◆ **Job**: Restate each line of the listing exactly, without carrying over any pictures.

------------------------------------------------------------

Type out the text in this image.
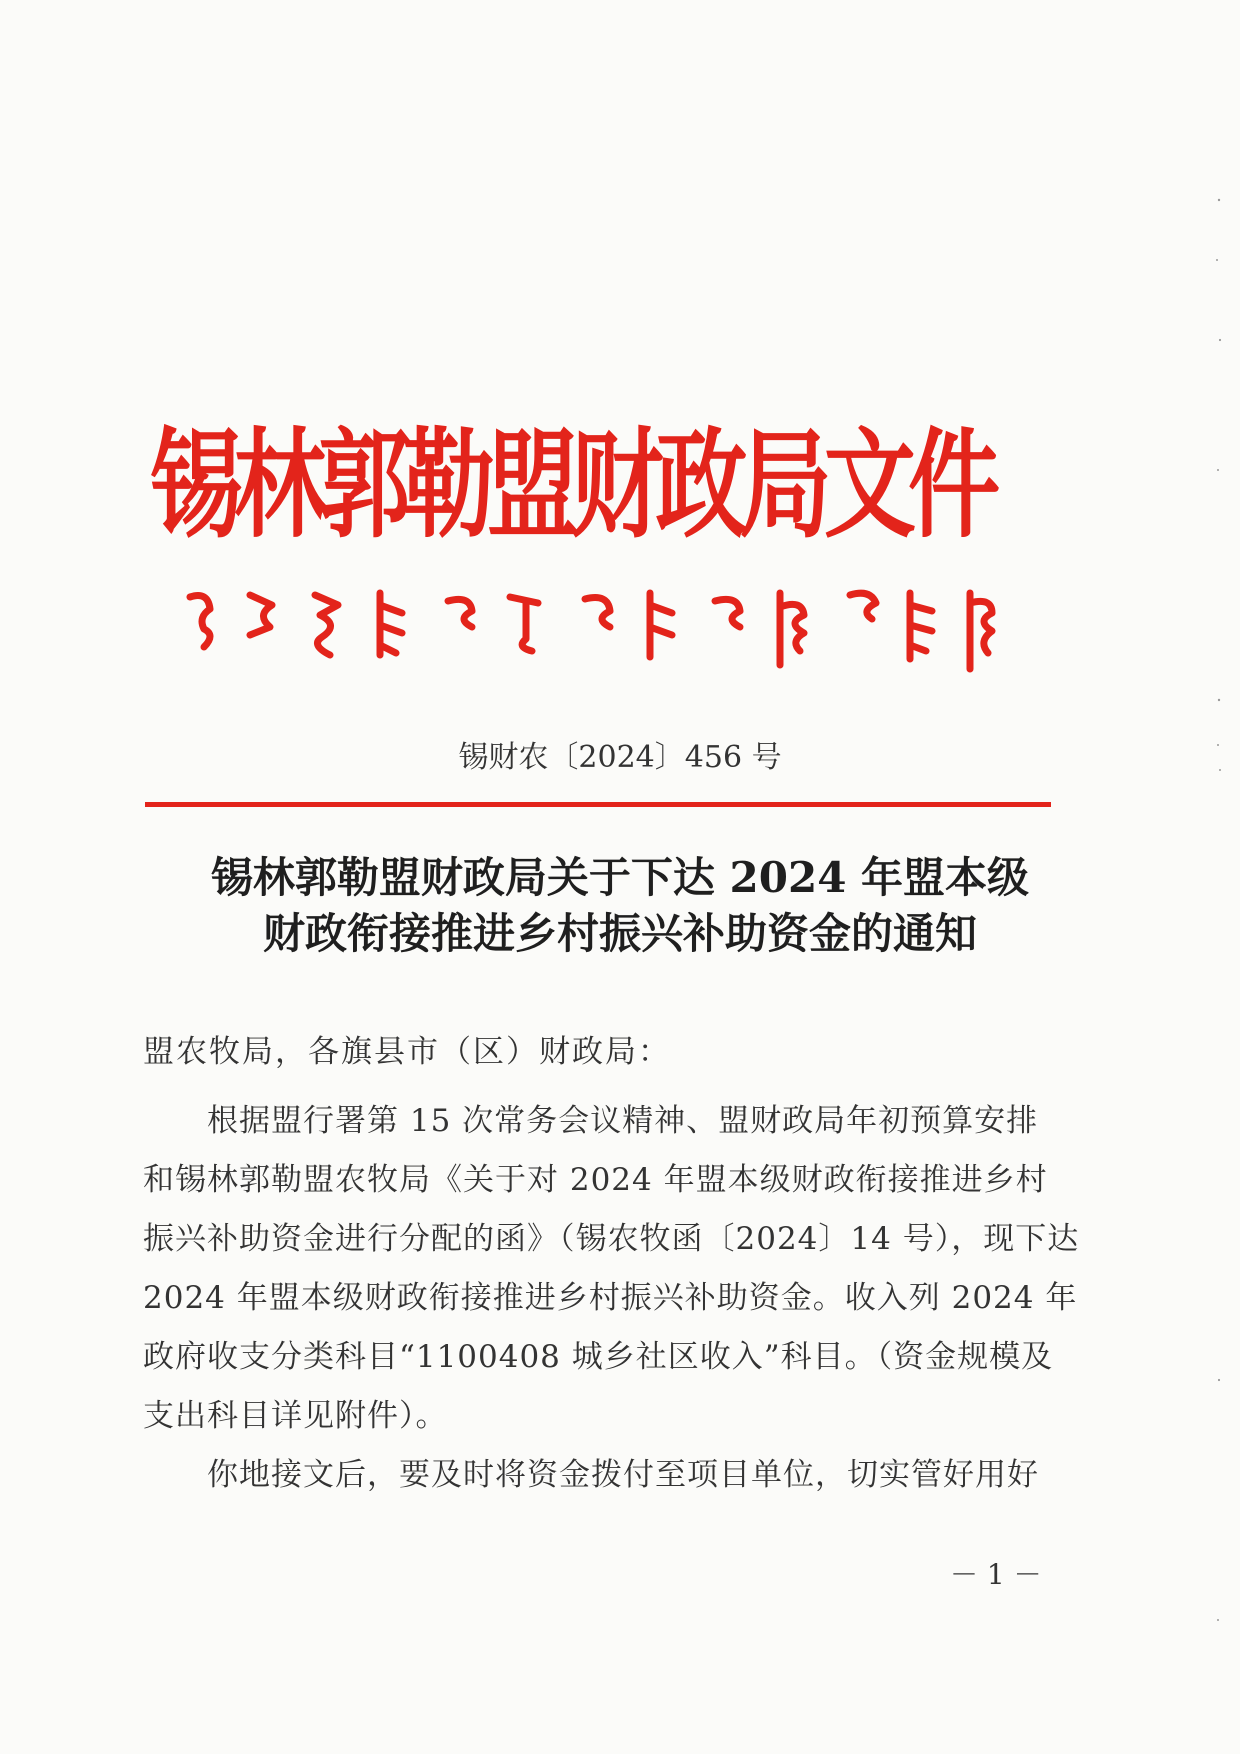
锡林郭勒盟财政局文件
锡财农〔2024〕456 号
锡林郭勒盟财政局关于下达 2024 年盟本级
财政衔接推进乡村振兴补助资金的通知
盟农牧局，各旗县市（区）财政局：
根据盟行署第 15 次常务会议精神、盟财政局年初预算安排
和锡林郭勒盟农牧局《关于对 2024 年盟本级财政衔接推进乡村
振兴补助资金进行分配的函》（锡农牧函〔2024〕14 号），现下达
2024 年盟本级财政衔接推进乡村振兴补助资金。收入列 2024 年
政府收支分类科目“1100408 城乡社区收入”科目。（资金规模及
支出科目详见附件）。
你地接文后，要及时将资金拨付至项目单位，切实管好用好
－ 1 －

------------------------------------------------------------

◆ **Response to this task**:
Type out the text in this image.
锡林郭勒盟财政局文件
锡财农〔2024〕456 号
锡林郭勒盟财政局关于下达 2024 年盟本级
财政衔接推进乡村振兴补助资金的通知
盟农牧局，各旗县市（区）财政局：
根据盟行署第 15 次常务会议精神、盟财政局年初预算安排
和锡林郭勒盟农牧局《关于对 2024 年盟本级财政衔接推进乡村
振兴补助资金进行分配的函》（锡农牧函〔2024〕14 号），现下达
2024 年盟本级财政衔接推进乡村振兴补助资金。收入列 2024 年
政府收支分类科目“1100408 城乡社区收入”科目。（资金规模及
支出科目详见附件）。
你地接文后，要及时将资金拨付至项目单位，切实管好用好
－ 1 －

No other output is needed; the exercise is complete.